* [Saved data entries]
———

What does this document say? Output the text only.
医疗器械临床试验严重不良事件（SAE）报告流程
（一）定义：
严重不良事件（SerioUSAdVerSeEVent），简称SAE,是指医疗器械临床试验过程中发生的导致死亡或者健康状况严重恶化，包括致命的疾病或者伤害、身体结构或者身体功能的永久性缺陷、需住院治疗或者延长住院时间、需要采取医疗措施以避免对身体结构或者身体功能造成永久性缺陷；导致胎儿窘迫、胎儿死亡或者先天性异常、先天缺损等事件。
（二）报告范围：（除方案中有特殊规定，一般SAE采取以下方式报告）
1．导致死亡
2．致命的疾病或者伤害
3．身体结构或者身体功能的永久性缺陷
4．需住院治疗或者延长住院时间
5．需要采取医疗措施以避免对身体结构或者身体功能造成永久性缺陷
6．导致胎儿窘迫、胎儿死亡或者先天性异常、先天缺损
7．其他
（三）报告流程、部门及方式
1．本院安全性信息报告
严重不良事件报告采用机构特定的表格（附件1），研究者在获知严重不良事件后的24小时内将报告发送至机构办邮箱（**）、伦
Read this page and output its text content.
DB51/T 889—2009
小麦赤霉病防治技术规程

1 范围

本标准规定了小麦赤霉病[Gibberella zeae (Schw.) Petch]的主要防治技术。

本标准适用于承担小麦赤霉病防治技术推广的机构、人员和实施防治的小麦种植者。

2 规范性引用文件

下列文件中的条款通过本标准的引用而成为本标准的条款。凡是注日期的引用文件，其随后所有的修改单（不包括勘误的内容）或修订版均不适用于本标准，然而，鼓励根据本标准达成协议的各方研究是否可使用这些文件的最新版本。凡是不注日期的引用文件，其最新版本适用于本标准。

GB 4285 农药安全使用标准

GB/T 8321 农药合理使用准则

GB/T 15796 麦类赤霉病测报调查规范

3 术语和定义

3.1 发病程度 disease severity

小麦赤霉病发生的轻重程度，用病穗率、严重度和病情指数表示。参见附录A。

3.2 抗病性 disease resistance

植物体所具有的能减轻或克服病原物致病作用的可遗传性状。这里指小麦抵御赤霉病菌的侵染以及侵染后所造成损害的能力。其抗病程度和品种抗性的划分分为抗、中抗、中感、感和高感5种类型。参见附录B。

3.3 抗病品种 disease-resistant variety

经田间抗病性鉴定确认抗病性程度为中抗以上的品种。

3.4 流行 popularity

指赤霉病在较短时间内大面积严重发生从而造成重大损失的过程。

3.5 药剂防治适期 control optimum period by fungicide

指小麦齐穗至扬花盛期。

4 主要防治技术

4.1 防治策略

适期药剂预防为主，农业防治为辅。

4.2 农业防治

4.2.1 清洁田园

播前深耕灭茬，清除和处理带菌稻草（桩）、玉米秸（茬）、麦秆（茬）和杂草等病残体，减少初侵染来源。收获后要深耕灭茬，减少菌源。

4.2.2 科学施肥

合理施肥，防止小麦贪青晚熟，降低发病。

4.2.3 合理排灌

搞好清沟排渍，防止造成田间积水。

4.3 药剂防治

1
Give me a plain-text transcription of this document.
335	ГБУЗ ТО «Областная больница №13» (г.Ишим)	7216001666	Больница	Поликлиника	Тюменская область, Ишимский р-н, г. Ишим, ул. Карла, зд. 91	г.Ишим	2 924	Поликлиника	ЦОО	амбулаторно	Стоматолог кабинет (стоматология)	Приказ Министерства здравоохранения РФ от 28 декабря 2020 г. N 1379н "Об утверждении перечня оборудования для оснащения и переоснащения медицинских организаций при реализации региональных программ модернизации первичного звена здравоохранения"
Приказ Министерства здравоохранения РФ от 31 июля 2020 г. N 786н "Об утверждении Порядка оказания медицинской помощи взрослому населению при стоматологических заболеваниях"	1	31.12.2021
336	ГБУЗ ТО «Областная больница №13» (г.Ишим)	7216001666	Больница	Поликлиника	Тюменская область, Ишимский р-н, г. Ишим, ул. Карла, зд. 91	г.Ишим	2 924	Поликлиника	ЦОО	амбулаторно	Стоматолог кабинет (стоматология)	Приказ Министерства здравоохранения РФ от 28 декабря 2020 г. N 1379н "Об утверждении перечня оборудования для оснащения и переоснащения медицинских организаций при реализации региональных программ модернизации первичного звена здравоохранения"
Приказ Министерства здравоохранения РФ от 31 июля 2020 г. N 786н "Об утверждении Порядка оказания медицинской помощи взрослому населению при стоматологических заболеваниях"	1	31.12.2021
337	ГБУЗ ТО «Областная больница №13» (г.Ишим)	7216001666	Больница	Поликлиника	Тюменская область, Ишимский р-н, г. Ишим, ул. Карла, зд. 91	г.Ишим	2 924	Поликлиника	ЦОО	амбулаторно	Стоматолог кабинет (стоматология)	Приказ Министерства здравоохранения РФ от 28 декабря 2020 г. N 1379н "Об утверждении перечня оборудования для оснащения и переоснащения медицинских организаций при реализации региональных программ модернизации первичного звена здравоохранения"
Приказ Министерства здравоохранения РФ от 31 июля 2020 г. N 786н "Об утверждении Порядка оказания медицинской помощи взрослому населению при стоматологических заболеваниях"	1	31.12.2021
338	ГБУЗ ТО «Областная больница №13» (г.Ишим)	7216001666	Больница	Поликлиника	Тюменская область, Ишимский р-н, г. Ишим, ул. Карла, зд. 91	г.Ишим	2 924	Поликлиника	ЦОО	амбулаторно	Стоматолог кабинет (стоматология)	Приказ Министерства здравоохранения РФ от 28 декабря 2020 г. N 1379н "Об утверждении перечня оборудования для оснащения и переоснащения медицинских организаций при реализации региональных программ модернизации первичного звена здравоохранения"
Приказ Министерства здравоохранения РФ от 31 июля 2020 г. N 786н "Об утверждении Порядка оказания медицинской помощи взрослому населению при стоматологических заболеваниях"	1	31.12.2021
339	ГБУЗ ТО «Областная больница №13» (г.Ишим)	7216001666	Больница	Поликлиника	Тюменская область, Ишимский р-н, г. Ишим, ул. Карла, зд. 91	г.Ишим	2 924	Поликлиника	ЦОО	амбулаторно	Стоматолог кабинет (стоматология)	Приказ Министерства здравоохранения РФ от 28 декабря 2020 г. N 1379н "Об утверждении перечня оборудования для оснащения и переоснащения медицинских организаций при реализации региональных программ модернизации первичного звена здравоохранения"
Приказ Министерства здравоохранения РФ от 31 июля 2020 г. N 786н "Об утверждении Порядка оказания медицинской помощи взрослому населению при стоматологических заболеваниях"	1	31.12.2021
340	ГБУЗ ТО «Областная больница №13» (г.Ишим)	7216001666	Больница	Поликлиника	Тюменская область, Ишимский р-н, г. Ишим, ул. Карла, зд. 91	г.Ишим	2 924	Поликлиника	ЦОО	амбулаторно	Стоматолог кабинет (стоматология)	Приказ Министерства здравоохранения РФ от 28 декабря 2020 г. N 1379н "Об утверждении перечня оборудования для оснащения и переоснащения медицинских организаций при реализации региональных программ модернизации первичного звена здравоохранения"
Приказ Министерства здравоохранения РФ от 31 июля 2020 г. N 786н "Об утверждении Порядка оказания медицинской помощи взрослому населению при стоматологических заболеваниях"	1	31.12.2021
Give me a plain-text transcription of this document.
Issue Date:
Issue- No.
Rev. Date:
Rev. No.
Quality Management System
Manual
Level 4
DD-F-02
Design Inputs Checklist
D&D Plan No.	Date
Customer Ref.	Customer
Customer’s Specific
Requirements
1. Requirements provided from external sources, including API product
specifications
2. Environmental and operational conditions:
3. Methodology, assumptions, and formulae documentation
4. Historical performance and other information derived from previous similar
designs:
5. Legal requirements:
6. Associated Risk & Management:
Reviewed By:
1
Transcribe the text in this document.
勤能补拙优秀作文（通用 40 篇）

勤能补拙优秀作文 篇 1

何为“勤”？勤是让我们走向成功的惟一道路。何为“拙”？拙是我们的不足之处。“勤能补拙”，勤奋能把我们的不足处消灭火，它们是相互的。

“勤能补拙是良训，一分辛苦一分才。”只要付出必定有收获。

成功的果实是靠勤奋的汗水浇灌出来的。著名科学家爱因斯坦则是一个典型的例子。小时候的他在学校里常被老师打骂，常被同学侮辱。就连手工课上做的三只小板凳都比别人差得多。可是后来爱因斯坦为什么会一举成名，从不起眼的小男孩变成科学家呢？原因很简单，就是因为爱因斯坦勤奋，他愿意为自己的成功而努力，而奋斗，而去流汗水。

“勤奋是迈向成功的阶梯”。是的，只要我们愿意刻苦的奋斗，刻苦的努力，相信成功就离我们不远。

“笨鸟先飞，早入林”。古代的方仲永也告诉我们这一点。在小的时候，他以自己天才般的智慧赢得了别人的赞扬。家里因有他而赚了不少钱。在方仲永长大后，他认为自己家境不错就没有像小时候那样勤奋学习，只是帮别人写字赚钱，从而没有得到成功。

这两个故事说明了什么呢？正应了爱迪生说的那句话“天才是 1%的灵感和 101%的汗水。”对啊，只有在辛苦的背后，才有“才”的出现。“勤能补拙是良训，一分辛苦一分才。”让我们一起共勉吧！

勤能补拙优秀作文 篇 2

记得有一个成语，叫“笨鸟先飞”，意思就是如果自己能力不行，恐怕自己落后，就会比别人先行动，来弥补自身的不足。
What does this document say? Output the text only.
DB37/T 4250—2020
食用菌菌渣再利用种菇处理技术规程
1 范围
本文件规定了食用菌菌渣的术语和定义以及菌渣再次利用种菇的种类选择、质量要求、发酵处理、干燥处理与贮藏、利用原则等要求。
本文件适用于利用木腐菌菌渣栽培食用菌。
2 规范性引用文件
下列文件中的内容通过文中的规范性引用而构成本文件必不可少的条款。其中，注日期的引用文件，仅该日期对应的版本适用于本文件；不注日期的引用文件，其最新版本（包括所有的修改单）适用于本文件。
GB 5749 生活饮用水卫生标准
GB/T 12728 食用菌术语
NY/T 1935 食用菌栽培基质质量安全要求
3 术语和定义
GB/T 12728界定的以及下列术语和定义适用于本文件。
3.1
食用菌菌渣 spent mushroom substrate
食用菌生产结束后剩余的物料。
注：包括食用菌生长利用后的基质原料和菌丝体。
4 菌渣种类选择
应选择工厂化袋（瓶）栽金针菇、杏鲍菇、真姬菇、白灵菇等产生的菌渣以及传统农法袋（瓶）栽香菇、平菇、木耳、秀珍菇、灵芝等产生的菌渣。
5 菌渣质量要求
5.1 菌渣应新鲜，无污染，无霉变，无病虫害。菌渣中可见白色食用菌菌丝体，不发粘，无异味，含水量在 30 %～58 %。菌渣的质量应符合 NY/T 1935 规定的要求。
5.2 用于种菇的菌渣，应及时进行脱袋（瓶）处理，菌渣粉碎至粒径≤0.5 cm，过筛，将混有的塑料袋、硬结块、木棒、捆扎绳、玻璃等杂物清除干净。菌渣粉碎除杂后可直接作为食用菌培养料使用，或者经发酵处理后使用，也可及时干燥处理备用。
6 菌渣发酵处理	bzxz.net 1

———

* [TASK DESCRIPTION]
Scan the records above for the string "勤能补拙是良训", then report every line that contains it.

* [OUTPUT FOR THIS TASK]
“勤能补拙是良训，一分辛苦一分才。”只要付出必定有收获。
这两个故事说明了什么呢？正应了爱迪生说的那句话“天才是 1%的灵感和 101%的汗水。”对啊，只有在辛苦的背后，才有“才”的出现。“勤能补拙是良训，一分辛苦一分才。”让我们一起共勉吧！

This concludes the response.